─── Excerpt

Saturday, October 1, 2011

Making The Other Half Whole

When did it become so important in a relationship to worry and care about the other person so much that we totally forget about ourselves? When was it instilled in our heads that as long as the other person in this relationship is happy, we will someday get what WE actually want? Have we seen so many dysfunctional relationships that we don't know what reciprocity is anymore and dysfunction has become the norm?

Well personally I'm tired of dysfunction, and tired of seeing it surround my life when I see so many unhappy people in these relationships. I wonder if some of you actually spent time getting to know yourselves for 30 days doing whatever it is YOU want to and like to do without having someone persuade you otherwise, then after regrouping and writing down what it is you want someone to add to that, would you actually WANT to be with the person you are with now. I'm almost positive a good 70% of you would be single instantly. The reason being you have put yourself on the back burner thinking you had to do so to prove to your partner that you care.

I believe a lot of us forget that what we want in a relationship is just as important as the other person's wants and needs. If you place all of your opinions, thoughts, wants, desires and creative energies to the side, then so will your partner. A person will do anything and everything you allow them to. If they see they always get what they want, they will continue to disregard your feelings and it will always keep you unhappy.

What is it that you really want in a relationship? How can you enhance the life you're living with the person you are with? Write down what it is you want from your partner. Is the person you laying with giving you 80% of what's on that list? Hell, are they giving you 50%? I started with 80% because its impossible to find someone that will give you 100, and if you have that person, then you need to disclose the software application you programmed them with! I just want more people to really sit back and get to know themselves and what it is they want before divulging themselves into these relationships where they lose who they are, and then wake up one day and realize they are miserable.

──────
─── Supplied records

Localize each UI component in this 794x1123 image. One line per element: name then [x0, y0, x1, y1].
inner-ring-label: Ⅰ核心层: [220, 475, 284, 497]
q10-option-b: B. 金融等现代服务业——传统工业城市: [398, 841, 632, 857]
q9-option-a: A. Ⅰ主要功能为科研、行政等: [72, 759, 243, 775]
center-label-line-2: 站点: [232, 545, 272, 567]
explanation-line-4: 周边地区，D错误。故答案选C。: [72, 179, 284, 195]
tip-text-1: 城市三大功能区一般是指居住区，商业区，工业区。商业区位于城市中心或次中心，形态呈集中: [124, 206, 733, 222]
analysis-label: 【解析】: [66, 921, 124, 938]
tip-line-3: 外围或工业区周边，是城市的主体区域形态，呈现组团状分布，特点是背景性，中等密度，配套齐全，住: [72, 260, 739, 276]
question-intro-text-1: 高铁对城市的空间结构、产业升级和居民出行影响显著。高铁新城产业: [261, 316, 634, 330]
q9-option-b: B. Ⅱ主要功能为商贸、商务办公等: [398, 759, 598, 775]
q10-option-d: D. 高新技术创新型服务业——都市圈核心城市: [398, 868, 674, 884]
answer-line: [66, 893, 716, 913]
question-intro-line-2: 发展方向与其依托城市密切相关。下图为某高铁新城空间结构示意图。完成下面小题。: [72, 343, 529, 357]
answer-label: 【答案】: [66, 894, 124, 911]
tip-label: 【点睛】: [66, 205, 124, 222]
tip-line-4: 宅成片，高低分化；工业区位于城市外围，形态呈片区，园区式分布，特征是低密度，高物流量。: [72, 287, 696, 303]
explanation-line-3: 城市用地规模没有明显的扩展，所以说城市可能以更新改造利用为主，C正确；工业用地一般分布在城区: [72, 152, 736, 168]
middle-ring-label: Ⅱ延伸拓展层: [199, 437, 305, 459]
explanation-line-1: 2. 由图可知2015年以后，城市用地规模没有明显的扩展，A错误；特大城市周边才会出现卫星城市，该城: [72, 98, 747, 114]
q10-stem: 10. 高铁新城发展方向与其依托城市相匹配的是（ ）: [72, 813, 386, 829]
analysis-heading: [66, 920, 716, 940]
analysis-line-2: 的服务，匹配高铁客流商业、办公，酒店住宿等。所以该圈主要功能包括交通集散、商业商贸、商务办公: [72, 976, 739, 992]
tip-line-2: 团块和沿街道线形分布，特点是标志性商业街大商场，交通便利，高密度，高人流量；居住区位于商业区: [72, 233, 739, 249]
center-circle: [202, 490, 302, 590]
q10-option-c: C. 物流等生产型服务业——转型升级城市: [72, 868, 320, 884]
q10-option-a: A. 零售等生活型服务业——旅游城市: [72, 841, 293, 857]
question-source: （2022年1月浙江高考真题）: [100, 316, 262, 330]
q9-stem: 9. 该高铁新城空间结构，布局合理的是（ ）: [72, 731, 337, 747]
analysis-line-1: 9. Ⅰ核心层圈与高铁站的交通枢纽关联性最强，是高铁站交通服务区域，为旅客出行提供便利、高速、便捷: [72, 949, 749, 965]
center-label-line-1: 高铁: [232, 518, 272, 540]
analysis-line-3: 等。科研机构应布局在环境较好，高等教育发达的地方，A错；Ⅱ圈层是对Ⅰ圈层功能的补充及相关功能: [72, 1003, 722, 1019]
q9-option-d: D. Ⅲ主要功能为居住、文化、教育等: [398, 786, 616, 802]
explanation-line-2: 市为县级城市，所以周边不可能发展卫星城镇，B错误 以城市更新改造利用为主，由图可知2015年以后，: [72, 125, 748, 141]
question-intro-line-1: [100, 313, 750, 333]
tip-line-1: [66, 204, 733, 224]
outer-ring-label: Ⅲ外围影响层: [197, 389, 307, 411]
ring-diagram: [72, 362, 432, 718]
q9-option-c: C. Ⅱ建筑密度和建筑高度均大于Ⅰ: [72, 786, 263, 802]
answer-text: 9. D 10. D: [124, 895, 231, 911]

──────

* Task directions
Return the full text of the blog post "Making The Other Half Whole" word for word.

* Answer to this task
Saturday, October 1, 2011

Making The Other Half Whole

When did it become so important in a relationship to worry and care about the other person so much that we totally forget about ourselves? When was it instilled in our heads that as long as the other person in this relationship is happy, we will someday get what WE actually want? Have we seen so many dysfunctional relationships that we don't know what reciprocity is anymore and dysfunction has become the norm?

Well personally I'm tired of dysfunction, and tired of seeing it surround my life when I see so many unhappy people in these relationships. I wonder if some of you actually spent time getting to know yourselves for 30 days doing whatever it is YOU want to and like to do without having someone persuade you otherwise, then after regrouping and writing down what it is you want someone to add to that, would you actually WANT to be with the person you are with now. I'm almost positive a good 70% of you would be single instantly. The reason being you have put yourself on the back burner thinking you had to do so to prove to your partner that you care.

I believe a lot of us forget that what we want in a relationship is just as important as the other person's wants and needs. If you place all of your opinions, thoughts, wants, desires and creative energies to the side, then so will your partner. A person will do anything and everything you allow them to. If they see they always get what they want, they will continue to disregard your feelings and it will always keep you unhappy.

What is it that you really want in a relationship? How can you enhance the life you're living with the person you are with? Write down what it is you want from your partner. Is the person you laying with giving you 80% of what's on that list? Hell, are they giving you 50%? I started with 80% because its impossible to find someone that will give you 100, and if you have that person, then you need to disclose the software application you programmed them with! I just want more people to really sit back and get to know themselves and what it is they want before divulging themselves into these relationships where they lose who they are, and then wake up one day and realize they are miserable.